_Instrução de trabalho 1_.
Responda com base na notícia sobre a audiência pública:
(a) Em que local a audiência foi realizada?
(b) A que horas o encontro começou e quanto tempo durou?
(c) O que ficou decidido no final da audiência?
_Instrução de trabalho 2_.
Reproduza fielmente o trecho da notícia sobre a audiência pública que vai de "A Câmara de Vereadores de" até "artigos da Reforma.".

_Seção de texto_.
((

A Câmara de Vereadores de Caçapava, através do vereador Luis Fernando Torres (Boca), realizou neste domingo, dia 26, no CTG Clareira da Mata, Audiência Pública para debater o projeto da Reforma da Previdência.

O encontro é um trabalho da Frente Gaúcha em Defesa da Previdência Pública e iniciou às 10h, com duração de 2h30min. O evento deu a oportunidade das pessoas se manifestarem e colher subsídios para o posicionamento dos vereadores sobre artigos da Reforma.

Participaram do encontro o Prefeito Giovani Amestoy, o Deputado Federal Paulo Pimenta, Deputado Estadual Luis Fernando Mainardi, o Deputado Federal Pompeu de Matos, o Presidente do Fórum Nacional de Carreiras Típicas de Estado, Rudinei Marques, da Presidente do CPERS Sindicato, Helenir Aguiar Schürer, do representante do Sindiágua, Leandro Almeida, dos Secretários Municipais da Fazenda, Ioko Mota e da Assistência Social, Maria Teresa Macedo e dos vereadores Alex Vargas, Zilmar Araújo (Mano) e Paulo Pereira, além de representantes de clubes de serviço e entidades de Caçapava do Sul.

As autoridades fizeram discursos contrários a vários itens da Reforma e pediram que a população cobre de seus representantes mudanças no projeto. “Queremos ampliar esta discussão para mostrar a população os principais pontos da reforma, principalmente o tempo de aposentadoria e os prejuízos para os trabalhadores. Com isso, pedimos que as pessoas reflitam para pressionar o Congresso e não permitir que o texto da reforma seja aprovado como está”, disse o vereador Boca, Presidente da audiência.

“Ressaltamos a importância deste encontro, principalmente porque foi realizado no mês de março, onde se comemorou há poucos dias, o Dia Internacional da Mulher e se o texto for aprovado como está o sexo feminino será o mais prejudicado, principalmente a trabalhadora rural, que terão que contribuir mais 10 anos para se aposentar integral, ou seja 65 anos de idade e 25 anos de contribuição”, enfatizou ainda o vereador.

Outro ponto abordado é os valores pagos de pensão, que passará a ser de 50% do valor recebido pelo contribuinte que morreu, com mais 10% por dependente menor de idade.

No final da audiência, ficou decidido que a Câmara de Vereadores fará uma Moção para o Congresso Nacional, solicitando várias alterações no projeto.

))

_Dados fornecidos_.
((

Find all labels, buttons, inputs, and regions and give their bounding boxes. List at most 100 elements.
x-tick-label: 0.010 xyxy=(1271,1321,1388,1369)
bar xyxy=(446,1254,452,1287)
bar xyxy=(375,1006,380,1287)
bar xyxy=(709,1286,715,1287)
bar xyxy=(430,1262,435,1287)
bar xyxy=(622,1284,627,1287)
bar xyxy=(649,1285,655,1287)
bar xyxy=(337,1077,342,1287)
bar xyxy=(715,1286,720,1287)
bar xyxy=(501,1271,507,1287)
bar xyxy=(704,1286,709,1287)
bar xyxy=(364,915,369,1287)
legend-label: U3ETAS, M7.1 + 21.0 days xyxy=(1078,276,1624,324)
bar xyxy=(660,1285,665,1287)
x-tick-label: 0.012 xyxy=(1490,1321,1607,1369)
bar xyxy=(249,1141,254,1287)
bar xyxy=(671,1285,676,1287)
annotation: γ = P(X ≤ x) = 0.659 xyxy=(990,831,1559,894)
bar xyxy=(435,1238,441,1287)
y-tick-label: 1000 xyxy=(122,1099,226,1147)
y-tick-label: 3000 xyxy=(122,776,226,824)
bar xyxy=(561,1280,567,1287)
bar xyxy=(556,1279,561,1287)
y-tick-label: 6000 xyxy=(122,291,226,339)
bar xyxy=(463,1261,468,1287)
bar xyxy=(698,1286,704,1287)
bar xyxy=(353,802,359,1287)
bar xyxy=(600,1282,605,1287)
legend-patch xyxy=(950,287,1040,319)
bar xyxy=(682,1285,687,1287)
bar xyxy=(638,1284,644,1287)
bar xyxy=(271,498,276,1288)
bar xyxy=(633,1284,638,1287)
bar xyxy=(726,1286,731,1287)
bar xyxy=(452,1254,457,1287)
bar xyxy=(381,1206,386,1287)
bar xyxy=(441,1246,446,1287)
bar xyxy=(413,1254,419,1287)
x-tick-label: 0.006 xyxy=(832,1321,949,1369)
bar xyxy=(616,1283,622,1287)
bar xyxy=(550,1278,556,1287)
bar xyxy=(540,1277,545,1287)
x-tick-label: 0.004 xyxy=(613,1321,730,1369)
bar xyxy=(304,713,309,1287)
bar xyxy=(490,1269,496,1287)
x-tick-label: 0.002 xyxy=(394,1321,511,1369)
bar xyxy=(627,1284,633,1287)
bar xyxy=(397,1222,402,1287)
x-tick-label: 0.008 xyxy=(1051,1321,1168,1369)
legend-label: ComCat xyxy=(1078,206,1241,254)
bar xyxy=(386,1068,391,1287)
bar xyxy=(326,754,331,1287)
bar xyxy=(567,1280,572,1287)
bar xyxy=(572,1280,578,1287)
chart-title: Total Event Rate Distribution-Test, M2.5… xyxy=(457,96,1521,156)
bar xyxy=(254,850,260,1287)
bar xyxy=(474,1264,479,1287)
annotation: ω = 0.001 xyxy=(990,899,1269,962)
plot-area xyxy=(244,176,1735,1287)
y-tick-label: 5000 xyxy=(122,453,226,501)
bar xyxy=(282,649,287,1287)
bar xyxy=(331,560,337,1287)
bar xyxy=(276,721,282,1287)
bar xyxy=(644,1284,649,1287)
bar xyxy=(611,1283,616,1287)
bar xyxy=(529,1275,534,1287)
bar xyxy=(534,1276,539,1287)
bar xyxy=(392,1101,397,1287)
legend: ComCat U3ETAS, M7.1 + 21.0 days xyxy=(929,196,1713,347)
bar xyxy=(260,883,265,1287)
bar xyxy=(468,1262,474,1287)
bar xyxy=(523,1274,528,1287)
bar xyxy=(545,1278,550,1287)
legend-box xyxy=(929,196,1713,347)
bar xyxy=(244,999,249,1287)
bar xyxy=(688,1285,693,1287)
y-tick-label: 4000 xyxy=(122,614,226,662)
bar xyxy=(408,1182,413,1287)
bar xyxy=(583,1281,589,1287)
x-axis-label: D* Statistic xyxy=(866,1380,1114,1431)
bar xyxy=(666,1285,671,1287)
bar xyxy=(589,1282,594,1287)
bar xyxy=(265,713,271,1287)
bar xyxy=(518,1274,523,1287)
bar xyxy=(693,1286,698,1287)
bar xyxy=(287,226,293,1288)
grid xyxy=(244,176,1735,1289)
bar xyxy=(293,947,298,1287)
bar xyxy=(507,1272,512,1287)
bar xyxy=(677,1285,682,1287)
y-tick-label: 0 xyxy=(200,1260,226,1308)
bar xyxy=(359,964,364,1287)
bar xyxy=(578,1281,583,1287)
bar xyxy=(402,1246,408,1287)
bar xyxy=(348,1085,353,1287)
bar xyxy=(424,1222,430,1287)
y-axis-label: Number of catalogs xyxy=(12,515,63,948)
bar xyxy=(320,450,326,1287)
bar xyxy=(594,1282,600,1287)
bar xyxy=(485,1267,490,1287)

))

_Área de resposta 1_.
(a) No CTG Clareira da Mata.
(b) Começou às 10h e durou 2h30min.
(c) Que a Câmara de Vereadores fará uma Moção para o Congresso Nacional, solicitando várias alterações no projeto.

_Área de resposta 2_.
A Câmara de Vereadores de Caçapava, através do vereador Luis Fernando Torres (Boca), realizou neste domingo, dia 26, no CTG Clareira da Mata, Audiência Pública para debater o projeto da Reforma da Previdência.

O encontro é um trabalho da Frente Gaúcha em Defesa da Previdência Pública e iniciou às 10h, com duração de 2h30min. O evento deu a oportunidade das pessoas se manifestarem e colher subsídios para o posicionamento dos vereadores sobre artigos da Reforma.